GIVEN DATA -
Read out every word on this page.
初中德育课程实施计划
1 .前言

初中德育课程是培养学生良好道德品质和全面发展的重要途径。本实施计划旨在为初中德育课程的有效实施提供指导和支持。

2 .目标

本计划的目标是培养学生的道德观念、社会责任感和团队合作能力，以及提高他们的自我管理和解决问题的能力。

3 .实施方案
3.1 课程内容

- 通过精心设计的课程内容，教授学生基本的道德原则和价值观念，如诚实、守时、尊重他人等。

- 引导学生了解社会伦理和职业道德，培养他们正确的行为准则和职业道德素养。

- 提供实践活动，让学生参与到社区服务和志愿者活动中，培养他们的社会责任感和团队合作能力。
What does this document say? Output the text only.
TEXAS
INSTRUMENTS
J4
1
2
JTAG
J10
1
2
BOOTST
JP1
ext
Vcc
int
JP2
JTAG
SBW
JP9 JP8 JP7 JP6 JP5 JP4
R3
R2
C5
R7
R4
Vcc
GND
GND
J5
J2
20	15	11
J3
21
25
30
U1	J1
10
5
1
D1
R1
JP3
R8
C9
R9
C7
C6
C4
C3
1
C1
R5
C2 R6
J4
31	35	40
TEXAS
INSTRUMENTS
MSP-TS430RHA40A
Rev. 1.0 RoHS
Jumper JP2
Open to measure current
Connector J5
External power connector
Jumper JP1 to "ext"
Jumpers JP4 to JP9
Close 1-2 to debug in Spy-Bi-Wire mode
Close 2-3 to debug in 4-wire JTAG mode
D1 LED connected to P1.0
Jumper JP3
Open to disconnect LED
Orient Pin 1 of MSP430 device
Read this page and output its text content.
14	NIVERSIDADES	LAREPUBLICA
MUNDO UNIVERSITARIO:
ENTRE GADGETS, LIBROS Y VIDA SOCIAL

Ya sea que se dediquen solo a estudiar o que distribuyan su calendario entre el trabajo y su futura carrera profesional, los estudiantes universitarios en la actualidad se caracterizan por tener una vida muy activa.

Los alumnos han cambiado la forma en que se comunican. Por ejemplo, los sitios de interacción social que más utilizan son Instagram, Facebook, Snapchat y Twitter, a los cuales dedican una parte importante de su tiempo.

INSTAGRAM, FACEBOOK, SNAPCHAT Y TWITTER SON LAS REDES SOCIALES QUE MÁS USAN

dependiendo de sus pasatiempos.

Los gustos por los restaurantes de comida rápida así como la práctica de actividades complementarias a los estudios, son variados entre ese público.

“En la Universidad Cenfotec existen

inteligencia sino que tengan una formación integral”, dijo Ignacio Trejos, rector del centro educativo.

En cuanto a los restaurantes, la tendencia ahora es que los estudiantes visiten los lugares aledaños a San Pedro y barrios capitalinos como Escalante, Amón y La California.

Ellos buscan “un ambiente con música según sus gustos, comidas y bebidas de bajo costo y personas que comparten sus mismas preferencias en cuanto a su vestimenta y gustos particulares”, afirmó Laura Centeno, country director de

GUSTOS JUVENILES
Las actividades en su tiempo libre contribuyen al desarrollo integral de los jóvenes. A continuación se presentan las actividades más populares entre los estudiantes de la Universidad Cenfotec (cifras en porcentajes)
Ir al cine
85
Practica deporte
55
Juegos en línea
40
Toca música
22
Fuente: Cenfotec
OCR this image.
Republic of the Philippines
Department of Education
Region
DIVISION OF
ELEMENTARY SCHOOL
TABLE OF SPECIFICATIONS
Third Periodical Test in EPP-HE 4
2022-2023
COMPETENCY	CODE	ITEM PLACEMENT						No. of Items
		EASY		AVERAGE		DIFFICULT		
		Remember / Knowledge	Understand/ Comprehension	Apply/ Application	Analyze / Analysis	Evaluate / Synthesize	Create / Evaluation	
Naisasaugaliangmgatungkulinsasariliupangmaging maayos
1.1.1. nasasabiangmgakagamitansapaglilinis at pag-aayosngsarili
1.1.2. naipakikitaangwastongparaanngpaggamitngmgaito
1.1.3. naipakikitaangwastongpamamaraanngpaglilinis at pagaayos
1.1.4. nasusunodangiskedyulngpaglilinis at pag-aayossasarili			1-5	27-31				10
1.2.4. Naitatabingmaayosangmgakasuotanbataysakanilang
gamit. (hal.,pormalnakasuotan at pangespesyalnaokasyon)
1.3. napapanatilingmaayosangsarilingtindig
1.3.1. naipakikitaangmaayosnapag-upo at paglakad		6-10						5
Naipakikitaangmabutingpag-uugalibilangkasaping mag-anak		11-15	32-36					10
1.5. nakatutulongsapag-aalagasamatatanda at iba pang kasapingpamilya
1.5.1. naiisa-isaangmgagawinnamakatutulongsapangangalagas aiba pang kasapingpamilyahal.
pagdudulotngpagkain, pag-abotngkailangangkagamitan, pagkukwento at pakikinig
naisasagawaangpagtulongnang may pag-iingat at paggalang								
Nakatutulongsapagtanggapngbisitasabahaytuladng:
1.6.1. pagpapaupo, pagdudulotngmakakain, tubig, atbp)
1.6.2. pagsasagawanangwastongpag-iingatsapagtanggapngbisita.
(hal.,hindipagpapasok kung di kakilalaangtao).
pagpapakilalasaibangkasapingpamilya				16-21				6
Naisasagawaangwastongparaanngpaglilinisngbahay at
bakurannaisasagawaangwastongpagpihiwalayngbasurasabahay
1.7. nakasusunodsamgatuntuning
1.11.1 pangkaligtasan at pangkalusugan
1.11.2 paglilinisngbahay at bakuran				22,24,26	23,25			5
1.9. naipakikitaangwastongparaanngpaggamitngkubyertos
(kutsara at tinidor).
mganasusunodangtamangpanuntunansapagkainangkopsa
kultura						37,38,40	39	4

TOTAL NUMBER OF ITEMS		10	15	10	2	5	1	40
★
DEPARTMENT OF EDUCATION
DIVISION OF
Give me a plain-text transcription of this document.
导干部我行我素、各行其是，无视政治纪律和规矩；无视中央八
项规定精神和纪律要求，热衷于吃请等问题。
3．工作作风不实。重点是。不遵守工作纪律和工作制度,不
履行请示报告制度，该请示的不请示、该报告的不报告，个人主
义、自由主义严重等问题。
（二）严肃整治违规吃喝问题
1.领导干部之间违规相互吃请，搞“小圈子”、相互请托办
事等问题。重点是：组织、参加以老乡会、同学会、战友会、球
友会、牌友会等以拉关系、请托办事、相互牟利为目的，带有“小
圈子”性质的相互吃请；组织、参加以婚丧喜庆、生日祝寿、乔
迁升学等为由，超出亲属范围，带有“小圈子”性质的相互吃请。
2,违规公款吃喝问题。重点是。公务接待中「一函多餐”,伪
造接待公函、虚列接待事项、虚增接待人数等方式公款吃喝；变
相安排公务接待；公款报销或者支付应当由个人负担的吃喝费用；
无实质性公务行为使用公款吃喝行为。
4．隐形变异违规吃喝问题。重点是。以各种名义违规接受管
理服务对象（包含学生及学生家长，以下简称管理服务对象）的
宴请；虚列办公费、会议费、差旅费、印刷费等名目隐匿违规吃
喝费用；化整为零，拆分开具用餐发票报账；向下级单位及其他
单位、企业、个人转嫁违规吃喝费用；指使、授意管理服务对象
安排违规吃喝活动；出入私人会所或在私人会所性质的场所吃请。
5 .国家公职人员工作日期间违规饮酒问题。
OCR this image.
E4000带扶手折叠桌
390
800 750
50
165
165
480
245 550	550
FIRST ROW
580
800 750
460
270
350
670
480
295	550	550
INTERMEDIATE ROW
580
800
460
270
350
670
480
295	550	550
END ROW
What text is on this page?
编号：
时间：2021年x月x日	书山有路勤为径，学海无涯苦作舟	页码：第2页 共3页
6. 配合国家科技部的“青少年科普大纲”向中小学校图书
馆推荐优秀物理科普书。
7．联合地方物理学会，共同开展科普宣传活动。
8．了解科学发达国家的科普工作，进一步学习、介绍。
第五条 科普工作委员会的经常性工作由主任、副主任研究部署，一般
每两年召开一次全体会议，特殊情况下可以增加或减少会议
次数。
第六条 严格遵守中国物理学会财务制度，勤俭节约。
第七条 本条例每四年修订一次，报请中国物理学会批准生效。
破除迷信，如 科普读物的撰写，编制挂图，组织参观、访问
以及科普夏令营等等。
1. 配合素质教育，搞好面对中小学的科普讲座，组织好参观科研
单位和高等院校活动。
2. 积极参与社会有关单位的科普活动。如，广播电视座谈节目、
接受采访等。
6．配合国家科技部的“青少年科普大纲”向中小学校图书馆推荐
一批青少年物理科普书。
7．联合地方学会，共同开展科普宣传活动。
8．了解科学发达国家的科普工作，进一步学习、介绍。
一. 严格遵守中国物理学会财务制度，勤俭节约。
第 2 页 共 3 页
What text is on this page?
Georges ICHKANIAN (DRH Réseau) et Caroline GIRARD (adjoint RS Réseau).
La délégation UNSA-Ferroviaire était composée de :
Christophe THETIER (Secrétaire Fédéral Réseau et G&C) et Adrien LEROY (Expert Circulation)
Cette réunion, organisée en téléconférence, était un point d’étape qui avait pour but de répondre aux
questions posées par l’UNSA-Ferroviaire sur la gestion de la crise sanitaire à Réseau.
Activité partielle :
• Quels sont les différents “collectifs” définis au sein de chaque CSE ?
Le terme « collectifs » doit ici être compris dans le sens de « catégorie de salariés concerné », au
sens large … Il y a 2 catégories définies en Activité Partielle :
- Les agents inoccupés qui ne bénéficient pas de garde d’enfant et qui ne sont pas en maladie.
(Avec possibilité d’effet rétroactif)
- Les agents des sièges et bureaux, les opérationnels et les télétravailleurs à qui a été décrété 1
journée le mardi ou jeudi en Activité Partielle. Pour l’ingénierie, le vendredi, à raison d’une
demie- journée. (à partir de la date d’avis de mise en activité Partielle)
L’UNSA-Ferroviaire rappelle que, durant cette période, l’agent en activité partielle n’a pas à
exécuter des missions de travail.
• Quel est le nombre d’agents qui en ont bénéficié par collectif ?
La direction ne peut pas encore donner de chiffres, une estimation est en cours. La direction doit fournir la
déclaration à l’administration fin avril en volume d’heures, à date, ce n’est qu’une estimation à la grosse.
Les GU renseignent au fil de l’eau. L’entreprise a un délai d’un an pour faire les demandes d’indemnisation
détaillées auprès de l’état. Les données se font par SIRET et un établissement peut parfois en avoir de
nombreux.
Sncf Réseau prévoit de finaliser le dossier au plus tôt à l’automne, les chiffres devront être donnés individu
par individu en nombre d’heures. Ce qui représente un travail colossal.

INSTRUCTIONS TO FOLLOW -
Gather and return every line that holds the string "était".

TASK RESULT -
La délégation UNSA-Ferroviaire était composée de :
Cette réunion, organisée en téléconférence, était un point d’étape qui avait pour but de répondre aux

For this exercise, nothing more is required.